Items from a data source:
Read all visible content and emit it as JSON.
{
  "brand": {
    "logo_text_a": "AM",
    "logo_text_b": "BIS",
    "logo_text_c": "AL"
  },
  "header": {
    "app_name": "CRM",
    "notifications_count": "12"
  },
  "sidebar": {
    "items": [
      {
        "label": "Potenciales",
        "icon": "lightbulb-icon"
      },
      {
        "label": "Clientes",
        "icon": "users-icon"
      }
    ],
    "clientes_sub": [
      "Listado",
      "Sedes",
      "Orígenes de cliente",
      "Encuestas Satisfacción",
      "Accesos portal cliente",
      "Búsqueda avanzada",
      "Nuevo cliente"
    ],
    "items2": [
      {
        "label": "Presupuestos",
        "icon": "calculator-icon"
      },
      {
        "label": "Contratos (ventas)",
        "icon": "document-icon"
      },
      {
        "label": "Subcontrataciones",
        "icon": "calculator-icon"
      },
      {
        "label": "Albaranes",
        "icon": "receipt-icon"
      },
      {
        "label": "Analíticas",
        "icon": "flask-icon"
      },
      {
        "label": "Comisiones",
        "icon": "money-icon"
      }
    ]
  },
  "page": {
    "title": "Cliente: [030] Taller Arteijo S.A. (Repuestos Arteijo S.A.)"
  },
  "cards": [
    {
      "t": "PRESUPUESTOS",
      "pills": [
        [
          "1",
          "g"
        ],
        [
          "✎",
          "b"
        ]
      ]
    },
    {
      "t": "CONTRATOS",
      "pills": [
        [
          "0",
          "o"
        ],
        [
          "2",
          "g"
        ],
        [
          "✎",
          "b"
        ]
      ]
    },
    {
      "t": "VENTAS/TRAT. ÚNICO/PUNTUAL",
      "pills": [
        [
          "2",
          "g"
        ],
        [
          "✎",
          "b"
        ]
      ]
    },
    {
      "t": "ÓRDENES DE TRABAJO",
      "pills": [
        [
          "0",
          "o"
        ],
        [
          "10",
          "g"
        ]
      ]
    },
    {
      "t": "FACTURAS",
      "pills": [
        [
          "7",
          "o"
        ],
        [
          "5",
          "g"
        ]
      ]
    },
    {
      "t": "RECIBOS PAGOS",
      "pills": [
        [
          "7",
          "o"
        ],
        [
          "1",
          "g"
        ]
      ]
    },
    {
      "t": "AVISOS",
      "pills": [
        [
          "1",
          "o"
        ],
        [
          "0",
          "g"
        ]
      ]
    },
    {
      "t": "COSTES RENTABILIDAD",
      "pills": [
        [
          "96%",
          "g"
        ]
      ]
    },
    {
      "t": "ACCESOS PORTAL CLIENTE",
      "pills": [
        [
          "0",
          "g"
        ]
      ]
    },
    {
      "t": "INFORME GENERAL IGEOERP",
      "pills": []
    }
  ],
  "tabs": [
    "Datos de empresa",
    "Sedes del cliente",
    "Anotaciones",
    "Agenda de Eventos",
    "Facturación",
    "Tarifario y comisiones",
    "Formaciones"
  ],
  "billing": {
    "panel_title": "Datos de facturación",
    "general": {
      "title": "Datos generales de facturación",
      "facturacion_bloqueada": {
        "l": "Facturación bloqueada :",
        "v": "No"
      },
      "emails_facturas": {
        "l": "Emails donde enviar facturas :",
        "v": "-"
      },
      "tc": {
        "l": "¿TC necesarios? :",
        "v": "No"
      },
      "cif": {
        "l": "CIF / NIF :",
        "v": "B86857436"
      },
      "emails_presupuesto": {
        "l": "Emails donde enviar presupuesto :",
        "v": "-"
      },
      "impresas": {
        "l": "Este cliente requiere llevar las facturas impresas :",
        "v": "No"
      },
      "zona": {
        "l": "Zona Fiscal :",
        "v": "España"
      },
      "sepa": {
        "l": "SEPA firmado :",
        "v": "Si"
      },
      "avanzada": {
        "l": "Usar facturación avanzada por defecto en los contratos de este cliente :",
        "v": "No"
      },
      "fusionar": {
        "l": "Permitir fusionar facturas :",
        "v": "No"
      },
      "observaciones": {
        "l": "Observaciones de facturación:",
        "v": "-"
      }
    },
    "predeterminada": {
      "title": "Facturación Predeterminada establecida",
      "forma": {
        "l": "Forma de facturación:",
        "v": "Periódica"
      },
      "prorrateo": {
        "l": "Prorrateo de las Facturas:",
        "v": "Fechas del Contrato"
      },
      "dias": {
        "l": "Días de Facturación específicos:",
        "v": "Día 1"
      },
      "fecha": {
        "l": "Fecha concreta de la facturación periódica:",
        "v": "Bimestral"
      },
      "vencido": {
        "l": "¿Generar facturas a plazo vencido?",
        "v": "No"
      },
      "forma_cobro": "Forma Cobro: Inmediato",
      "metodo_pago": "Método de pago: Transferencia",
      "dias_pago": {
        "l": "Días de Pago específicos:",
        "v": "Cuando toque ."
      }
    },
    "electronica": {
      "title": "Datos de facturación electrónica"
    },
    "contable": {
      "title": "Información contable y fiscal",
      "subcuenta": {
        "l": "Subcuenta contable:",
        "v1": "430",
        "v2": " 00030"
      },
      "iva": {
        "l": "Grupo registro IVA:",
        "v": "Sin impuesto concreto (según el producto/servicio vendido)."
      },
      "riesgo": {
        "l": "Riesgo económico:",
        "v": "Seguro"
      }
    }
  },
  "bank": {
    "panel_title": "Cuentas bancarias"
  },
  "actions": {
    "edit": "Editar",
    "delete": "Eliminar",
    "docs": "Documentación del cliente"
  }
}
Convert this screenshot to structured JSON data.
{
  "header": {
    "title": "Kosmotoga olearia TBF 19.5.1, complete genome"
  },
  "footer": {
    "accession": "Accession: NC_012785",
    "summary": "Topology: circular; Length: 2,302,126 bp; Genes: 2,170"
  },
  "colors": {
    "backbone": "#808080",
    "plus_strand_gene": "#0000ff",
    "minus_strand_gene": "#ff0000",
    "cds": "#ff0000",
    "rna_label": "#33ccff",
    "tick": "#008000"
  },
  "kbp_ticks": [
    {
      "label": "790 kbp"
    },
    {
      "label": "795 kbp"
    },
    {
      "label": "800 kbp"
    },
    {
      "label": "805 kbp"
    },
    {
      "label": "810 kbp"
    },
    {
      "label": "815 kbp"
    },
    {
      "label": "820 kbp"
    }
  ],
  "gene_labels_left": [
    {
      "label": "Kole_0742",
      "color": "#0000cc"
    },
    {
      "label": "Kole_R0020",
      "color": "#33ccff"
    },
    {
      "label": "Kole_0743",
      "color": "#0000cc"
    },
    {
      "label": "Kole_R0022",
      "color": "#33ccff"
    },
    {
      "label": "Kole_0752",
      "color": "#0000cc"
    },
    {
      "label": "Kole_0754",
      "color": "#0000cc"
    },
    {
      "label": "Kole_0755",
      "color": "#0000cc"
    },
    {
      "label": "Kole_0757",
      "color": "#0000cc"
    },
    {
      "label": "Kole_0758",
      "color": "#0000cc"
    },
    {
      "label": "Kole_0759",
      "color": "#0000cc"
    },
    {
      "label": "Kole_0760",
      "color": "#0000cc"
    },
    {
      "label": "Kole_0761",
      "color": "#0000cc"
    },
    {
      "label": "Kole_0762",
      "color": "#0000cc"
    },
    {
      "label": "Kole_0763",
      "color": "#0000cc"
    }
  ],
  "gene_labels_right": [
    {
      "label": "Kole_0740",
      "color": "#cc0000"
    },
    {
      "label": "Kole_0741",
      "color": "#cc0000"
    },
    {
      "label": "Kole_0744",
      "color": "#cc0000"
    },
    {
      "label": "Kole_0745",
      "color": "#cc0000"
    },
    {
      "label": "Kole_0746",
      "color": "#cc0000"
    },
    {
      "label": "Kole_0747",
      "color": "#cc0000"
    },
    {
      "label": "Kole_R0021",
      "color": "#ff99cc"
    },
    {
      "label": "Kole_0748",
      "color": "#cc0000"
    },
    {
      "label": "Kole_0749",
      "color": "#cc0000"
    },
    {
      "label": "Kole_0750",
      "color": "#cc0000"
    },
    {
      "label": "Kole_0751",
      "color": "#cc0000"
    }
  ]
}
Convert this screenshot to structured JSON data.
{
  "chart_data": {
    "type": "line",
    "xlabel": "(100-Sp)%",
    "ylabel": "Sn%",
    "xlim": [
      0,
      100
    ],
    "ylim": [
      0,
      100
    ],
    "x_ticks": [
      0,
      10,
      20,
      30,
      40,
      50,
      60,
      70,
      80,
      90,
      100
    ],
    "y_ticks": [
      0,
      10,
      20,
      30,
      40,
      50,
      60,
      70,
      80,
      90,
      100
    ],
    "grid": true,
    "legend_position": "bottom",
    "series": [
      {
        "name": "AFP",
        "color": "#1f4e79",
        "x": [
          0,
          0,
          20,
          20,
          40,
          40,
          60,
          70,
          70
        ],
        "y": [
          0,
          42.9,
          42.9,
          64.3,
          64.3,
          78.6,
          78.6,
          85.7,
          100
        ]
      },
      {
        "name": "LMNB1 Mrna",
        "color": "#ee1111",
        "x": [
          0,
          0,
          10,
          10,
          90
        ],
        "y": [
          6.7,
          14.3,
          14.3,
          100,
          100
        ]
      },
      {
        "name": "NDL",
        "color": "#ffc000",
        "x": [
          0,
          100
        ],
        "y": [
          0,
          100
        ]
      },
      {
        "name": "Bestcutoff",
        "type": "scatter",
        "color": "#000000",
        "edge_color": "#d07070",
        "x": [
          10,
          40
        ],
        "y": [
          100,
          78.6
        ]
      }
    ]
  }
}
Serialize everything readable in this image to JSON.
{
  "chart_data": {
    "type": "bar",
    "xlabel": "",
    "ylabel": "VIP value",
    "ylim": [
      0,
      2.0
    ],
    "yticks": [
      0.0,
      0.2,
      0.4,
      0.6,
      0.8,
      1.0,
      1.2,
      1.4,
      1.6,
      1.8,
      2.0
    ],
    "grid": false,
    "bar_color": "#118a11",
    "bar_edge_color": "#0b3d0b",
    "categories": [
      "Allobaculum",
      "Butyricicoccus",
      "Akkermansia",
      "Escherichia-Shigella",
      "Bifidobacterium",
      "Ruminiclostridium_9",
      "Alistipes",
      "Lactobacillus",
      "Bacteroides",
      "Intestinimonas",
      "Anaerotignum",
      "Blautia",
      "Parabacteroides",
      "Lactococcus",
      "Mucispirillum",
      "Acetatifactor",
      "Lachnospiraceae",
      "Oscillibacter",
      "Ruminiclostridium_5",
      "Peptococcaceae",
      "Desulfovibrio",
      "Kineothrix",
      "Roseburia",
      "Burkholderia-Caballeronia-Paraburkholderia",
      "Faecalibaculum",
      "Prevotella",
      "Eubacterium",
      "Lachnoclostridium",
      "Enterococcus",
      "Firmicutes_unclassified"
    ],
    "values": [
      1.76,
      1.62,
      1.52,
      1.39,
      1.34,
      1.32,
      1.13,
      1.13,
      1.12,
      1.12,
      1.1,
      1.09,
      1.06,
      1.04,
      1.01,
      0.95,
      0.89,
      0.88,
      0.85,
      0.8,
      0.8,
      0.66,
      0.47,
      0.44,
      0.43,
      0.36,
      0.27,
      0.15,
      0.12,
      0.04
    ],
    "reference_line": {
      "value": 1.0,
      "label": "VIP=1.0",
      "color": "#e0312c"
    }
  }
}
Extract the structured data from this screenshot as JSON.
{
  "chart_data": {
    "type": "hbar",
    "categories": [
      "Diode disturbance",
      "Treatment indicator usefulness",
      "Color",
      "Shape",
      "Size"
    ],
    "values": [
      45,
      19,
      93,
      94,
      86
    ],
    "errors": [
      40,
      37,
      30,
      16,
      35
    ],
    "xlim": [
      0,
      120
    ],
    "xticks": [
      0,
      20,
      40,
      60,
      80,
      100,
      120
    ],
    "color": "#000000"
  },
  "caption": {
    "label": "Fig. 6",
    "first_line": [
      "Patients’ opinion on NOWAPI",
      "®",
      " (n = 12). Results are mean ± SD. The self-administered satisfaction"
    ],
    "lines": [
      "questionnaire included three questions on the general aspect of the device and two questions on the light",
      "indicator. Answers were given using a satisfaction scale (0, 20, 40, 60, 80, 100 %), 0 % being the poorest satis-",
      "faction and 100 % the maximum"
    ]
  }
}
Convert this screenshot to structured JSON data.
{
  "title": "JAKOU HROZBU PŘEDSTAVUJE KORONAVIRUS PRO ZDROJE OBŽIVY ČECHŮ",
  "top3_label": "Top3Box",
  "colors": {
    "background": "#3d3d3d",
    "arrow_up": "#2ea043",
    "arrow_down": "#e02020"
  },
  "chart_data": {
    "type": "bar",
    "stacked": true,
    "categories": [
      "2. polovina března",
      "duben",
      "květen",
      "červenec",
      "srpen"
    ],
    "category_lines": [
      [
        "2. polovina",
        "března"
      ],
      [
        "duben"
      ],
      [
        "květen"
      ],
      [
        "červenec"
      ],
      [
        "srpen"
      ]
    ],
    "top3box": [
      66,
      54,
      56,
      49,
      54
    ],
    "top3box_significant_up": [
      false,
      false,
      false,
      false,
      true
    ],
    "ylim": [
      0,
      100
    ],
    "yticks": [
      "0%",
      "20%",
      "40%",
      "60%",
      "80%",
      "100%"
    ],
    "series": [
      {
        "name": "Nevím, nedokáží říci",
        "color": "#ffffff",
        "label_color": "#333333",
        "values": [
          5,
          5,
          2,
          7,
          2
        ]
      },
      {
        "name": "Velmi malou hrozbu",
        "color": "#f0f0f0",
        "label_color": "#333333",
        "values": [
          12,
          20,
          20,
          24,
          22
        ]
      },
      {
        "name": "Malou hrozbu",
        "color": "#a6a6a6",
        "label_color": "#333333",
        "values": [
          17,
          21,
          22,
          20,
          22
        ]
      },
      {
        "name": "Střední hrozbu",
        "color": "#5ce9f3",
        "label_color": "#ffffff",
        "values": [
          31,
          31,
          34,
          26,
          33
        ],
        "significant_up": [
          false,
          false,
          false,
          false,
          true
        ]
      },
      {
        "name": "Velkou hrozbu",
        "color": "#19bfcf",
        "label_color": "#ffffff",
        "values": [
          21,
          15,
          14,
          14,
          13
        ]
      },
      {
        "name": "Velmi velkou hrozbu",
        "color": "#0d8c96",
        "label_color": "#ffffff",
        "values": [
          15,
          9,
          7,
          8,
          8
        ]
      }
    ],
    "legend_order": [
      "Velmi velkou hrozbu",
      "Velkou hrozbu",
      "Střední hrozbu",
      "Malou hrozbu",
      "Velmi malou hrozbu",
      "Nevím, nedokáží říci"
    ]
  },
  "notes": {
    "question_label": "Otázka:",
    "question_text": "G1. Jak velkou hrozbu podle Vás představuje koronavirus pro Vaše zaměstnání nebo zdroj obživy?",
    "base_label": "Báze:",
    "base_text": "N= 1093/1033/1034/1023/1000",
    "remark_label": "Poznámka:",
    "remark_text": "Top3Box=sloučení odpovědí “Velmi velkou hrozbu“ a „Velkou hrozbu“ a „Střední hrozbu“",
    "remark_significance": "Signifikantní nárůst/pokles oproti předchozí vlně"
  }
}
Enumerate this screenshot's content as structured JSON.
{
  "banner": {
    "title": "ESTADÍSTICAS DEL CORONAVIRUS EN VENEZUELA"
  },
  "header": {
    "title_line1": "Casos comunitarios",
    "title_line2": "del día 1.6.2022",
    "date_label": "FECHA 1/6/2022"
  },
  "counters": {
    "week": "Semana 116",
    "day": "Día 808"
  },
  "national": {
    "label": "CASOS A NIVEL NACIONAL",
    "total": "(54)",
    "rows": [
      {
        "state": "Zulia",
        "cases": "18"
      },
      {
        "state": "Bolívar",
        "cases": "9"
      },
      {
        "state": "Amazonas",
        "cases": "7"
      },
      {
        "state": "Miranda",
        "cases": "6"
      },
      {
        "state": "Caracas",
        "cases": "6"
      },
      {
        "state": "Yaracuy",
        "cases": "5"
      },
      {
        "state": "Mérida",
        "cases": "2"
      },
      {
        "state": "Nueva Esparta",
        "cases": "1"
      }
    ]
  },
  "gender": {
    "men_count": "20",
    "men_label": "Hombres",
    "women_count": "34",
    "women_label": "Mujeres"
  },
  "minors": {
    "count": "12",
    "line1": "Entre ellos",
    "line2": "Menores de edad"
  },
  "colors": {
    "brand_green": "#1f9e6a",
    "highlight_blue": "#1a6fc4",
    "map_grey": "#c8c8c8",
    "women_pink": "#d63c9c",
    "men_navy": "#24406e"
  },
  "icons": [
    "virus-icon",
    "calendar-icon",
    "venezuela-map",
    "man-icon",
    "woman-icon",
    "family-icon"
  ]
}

▶ _What the exercise asks_: Return the lines above, from the one containing "Enumerate this screenshot's" to the end, exactly as they stand.

▶ _Written answer_:
Enumerate this screenshot's content as structured JSON.
{
  "banner": {
    "title": "ESTADÍSTICAS DEL CORONAVIRUS EN VENEZUELA"
  },
  "header": {
    "title_line1": "Casos comunitarios",
    "title_line2": "del día 1.6.2022",
    "date_label": "FECHA 1/6/2022"
  },
  "counters": {
    "week": "Semana 116",
    "day": "Día 808"
  },
  "national": {
    "label": "CASOS A NIVEL NACIONAL",
    "total": "(54)",
    "rows": [
      {
        "state": "Zulia",
        "cases": "18"
      },
      {
        "state": "Bolívar",
        "cases": "9"
      },
      {
        "state": "Amazonas",
        "cases": "7"
      },
      {
        "state": "Miranda",
        "cases": "6"
      },
      {
        "state": "Caracas",
        "cases": "6"
      },
      {
        "state": "Yaracuy",
        "cases": "5"
      },
      {
        "state": "Mérida",
        "cases": "2"
      },
      {
        "state": "Nueva Esparta",
        "cases": "1"
      }
    ]
  },
  "gender": {
    "men_count": "20",
    "men_label": "Hombres",
    "women_count": "34",
    "women_label": "Mujeres"
  },
  "minors": {
    "count": "12",
    "line1": "Entre ellos",
    "line2": "Menores de edad"
  },
  "colors": {
    "brand_green": "#1f9e6a",
    "highlight_blue": "#1a6fc4",
    "map_grey": "#c8c8c8",
    "women_pink": "#d63c9c",
    "men_navy": "#24406e"
  },
  "icons": [
    "virus-icon",
    "calendar-icon",
    "venezuela-map",
    "man-icon",
    "woman-icon",
    "family-icon"
  ]
}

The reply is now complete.